• **PROBLEM DETAILS**:
In the listing below, identify each line with the word "беспартийный" and return those lines.
─── INPUT RECORDS ───
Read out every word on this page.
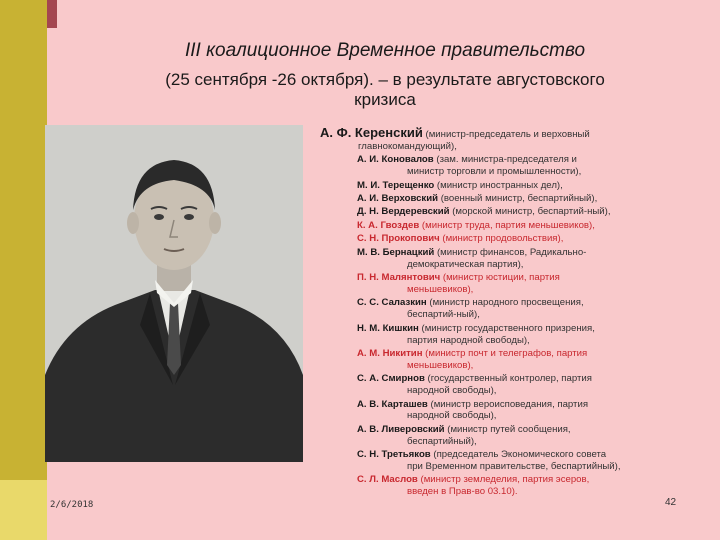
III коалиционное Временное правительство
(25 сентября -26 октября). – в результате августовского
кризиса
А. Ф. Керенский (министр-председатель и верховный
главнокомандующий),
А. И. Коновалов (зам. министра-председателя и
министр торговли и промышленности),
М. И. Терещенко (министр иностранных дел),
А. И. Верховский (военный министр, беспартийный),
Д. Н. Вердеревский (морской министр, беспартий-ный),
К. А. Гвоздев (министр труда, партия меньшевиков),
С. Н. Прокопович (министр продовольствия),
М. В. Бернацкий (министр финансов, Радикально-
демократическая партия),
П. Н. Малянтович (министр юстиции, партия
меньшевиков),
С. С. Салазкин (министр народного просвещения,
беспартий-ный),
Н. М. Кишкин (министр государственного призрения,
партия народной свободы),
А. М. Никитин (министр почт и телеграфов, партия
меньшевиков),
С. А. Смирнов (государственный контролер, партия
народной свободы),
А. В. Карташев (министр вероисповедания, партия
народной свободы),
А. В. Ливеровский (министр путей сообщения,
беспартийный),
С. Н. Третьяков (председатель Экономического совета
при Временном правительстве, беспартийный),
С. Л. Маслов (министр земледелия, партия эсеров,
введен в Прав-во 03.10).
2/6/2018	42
───
─── INPUT RECORDS ───
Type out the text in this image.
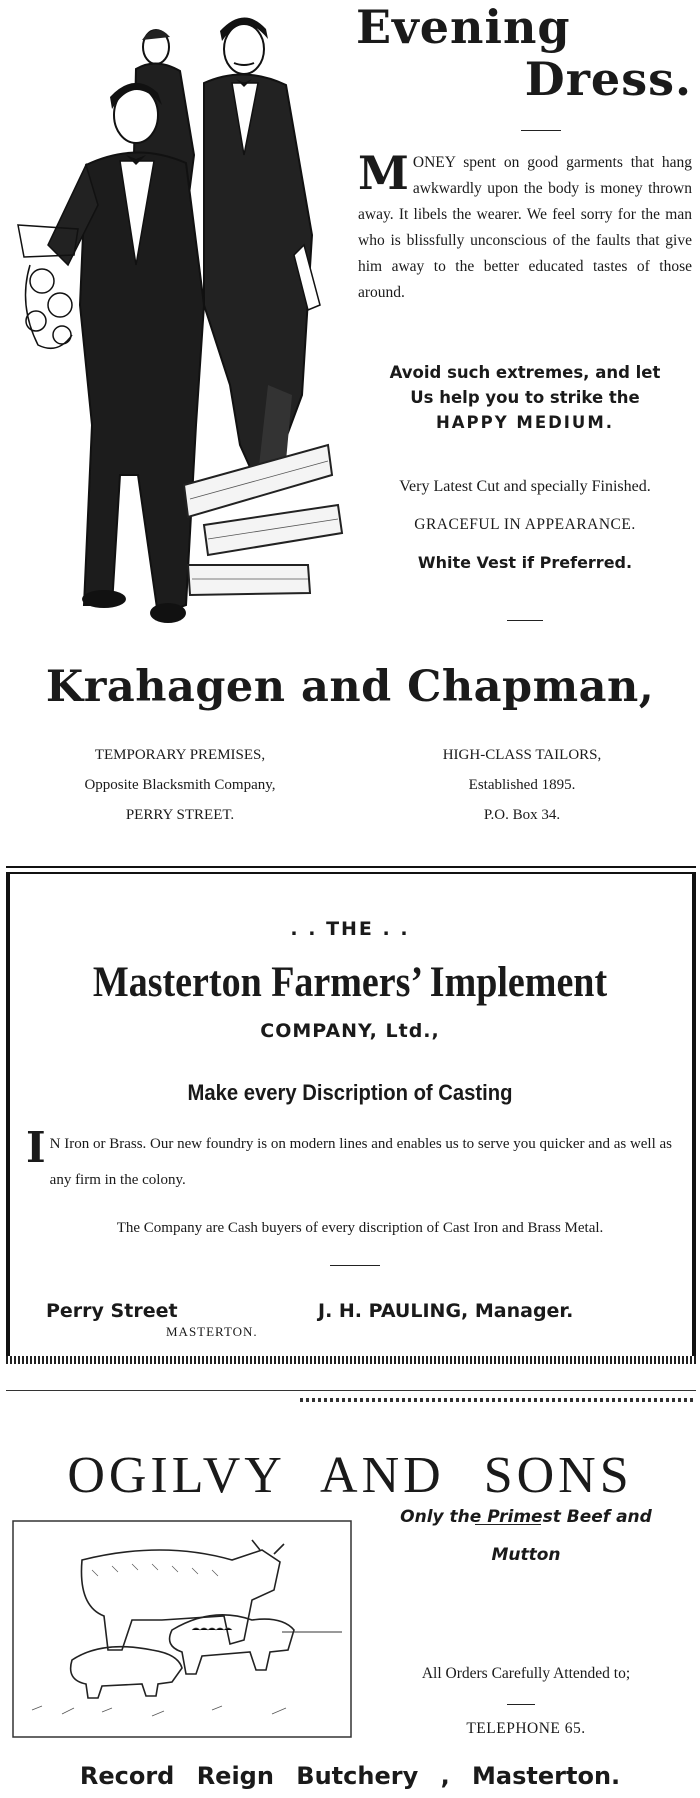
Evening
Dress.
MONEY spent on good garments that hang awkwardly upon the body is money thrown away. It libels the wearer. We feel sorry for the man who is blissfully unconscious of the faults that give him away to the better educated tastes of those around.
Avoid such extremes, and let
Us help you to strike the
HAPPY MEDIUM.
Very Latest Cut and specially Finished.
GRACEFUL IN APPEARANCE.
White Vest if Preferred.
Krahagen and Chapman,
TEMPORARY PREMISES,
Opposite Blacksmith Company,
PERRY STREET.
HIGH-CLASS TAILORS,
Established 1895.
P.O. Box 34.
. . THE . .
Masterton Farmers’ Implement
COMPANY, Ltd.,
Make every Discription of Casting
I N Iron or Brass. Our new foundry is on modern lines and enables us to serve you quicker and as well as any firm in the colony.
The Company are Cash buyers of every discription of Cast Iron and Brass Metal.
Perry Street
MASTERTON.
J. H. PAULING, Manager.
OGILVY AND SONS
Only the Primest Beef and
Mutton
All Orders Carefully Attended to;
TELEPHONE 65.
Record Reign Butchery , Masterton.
───
• **TASK SOLUTION**:
А. И. Верховский (военный министр, беспартийный),
беспартийный),
при Временном правительстве, беспартийный),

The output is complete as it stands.